From the entries below, please gather each line containing the string "data".

----

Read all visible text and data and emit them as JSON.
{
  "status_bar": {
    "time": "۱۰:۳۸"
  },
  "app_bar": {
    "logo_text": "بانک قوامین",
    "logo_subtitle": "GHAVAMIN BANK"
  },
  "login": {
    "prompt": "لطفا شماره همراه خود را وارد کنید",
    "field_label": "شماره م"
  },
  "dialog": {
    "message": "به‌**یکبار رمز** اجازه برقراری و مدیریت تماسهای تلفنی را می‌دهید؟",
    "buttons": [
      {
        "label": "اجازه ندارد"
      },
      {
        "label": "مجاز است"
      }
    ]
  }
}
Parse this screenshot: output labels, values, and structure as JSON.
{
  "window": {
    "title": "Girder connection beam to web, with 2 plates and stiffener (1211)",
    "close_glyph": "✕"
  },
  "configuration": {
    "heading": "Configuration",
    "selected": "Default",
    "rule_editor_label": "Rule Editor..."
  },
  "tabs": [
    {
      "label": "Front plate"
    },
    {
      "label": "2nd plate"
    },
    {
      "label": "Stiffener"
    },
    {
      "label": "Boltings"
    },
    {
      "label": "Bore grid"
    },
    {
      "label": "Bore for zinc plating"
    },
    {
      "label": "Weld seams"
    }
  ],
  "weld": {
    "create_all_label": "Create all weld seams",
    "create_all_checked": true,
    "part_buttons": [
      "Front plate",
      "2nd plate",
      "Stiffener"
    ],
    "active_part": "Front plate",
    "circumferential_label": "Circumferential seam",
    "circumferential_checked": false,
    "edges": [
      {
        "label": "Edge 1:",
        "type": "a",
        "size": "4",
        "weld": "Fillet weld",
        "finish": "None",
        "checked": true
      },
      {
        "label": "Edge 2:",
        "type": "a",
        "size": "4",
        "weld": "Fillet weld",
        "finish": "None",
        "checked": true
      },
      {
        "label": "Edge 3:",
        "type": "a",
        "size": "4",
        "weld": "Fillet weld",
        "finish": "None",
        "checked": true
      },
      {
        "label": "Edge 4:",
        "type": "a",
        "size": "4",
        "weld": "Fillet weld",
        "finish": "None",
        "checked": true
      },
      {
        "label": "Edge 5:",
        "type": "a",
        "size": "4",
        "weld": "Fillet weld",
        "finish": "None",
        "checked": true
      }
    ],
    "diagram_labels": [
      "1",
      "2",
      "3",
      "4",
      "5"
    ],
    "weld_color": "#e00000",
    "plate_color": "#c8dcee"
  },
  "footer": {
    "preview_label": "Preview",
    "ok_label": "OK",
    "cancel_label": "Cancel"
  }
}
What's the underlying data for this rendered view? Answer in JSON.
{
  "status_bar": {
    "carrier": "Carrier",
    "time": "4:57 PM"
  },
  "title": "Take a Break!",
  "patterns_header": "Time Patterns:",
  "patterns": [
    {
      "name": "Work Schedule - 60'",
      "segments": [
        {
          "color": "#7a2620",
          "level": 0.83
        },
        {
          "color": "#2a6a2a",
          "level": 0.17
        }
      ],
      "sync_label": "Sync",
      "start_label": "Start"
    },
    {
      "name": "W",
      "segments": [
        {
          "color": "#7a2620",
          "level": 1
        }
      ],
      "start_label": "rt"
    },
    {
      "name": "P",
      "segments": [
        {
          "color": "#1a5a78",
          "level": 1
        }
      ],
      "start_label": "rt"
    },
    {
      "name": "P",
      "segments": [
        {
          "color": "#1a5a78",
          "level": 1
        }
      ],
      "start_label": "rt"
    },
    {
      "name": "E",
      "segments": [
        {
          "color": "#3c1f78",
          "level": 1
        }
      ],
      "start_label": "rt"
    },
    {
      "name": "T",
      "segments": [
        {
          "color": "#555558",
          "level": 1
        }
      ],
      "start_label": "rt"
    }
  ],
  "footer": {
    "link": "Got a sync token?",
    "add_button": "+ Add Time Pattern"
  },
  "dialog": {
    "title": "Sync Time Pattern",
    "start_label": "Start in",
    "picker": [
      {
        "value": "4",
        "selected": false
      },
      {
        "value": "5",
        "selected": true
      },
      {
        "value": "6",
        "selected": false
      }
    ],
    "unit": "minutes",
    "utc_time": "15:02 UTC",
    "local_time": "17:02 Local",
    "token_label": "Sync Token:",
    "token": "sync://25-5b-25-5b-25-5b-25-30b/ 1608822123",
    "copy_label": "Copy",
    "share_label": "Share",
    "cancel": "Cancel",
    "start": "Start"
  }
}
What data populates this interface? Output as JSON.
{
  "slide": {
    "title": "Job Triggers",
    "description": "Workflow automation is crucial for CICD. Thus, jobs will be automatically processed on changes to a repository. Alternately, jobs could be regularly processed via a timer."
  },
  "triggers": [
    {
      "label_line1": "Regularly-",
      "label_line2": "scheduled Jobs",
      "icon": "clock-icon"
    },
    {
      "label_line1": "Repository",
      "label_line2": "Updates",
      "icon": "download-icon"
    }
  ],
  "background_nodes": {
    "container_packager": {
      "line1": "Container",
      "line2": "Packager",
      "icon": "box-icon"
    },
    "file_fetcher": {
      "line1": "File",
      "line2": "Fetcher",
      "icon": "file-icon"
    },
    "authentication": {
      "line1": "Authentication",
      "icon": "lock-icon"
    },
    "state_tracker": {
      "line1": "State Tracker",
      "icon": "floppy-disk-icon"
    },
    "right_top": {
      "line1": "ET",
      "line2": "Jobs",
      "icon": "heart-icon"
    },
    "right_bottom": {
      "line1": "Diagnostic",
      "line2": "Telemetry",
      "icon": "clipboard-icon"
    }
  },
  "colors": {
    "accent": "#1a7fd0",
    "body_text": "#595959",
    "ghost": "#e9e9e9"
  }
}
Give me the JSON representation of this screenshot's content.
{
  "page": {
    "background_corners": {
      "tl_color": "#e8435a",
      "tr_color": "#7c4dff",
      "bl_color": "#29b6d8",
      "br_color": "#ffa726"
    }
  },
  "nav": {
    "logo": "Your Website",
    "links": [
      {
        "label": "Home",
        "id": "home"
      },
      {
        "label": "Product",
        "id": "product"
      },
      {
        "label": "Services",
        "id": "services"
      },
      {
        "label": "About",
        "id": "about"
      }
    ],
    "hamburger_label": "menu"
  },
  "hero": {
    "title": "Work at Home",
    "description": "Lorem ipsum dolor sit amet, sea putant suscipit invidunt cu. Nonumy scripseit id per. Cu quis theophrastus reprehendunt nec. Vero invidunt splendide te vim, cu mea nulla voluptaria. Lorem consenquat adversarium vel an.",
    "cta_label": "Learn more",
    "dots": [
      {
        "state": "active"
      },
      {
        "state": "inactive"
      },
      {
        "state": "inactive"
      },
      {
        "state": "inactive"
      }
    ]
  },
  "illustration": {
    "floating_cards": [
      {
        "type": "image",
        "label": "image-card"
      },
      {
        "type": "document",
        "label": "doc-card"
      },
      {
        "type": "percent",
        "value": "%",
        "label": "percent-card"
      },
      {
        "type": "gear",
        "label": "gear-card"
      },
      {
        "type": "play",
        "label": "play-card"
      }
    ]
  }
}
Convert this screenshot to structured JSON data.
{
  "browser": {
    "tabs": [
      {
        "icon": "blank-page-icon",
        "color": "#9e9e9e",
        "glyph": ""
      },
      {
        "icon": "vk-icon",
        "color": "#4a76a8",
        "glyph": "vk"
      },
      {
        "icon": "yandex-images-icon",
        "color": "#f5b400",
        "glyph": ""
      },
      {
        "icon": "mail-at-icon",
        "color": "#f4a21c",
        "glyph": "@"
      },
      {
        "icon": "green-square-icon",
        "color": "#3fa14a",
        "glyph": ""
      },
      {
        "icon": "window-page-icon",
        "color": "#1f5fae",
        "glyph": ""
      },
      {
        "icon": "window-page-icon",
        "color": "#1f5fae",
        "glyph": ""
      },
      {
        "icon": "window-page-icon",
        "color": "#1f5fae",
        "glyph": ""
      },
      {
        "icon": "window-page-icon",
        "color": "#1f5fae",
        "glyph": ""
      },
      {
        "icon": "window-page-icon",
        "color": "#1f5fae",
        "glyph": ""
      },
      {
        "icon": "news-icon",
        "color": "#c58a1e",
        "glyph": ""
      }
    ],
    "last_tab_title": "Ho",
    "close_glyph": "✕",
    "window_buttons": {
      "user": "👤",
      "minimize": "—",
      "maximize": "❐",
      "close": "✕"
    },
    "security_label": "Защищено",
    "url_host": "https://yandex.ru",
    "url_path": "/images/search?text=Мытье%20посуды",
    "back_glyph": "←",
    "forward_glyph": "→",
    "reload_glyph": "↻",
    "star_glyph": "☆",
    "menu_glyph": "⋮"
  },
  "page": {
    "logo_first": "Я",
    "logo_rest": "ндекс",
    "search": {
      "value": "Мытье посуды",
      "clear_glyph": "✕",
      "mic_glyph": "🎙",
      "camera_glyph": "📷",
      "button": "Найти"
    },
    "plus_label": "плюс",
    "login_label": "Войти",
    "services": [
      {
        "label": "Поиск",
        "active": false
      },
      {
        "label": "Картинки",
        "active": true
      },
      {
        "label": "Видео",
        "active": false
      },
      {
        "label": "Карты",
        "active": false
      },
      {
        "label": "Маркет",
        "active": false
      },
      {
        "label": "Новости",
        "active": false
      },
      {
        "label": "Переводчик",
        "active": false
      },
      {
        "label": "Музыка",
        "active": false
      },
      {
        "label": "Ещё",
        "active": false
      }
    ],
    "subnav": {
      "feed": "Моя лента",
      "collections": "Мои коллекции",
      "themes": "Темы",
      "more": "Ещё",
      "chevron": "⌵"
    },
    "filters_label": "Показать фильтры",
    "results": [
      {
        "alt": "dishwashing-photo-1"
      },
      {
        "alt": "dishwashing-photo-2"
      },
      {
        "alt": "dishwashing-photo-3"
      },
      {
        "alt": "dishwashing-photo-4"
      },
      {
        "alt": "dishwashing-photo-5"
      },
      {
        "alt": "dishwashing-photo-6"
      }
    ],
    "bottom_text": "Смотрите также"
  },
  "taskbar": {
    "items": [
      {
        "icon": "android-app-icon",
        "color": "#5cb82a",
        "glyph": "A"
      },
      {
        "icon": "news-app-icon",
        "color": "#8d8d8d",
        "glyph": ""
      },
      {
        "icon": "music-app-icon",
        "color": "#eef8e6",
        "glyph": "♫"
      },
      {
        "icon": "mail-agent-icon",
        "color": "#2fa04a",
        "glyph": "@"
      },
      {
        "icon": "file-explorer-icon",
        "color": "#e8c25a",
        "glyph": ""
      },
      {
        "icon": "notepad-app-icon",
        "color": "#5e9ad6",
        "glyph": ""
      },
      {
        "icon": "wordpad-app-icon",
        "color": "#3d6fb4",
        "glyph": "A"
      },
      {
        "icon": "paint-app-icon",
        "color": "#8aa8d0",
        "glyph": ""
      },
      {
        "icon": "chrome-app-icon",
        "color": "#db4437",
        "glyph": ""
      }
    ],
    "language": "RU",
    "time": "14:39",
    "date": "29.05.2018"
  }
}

----

* EXERCISE SOLUTION
Read all visible text and data and emit them as JSON.
What's the underlying data for this rendered view? Answer in JSON.
What data populates this interface? Output as JSON.
Convert this screenshot to structured JSON data.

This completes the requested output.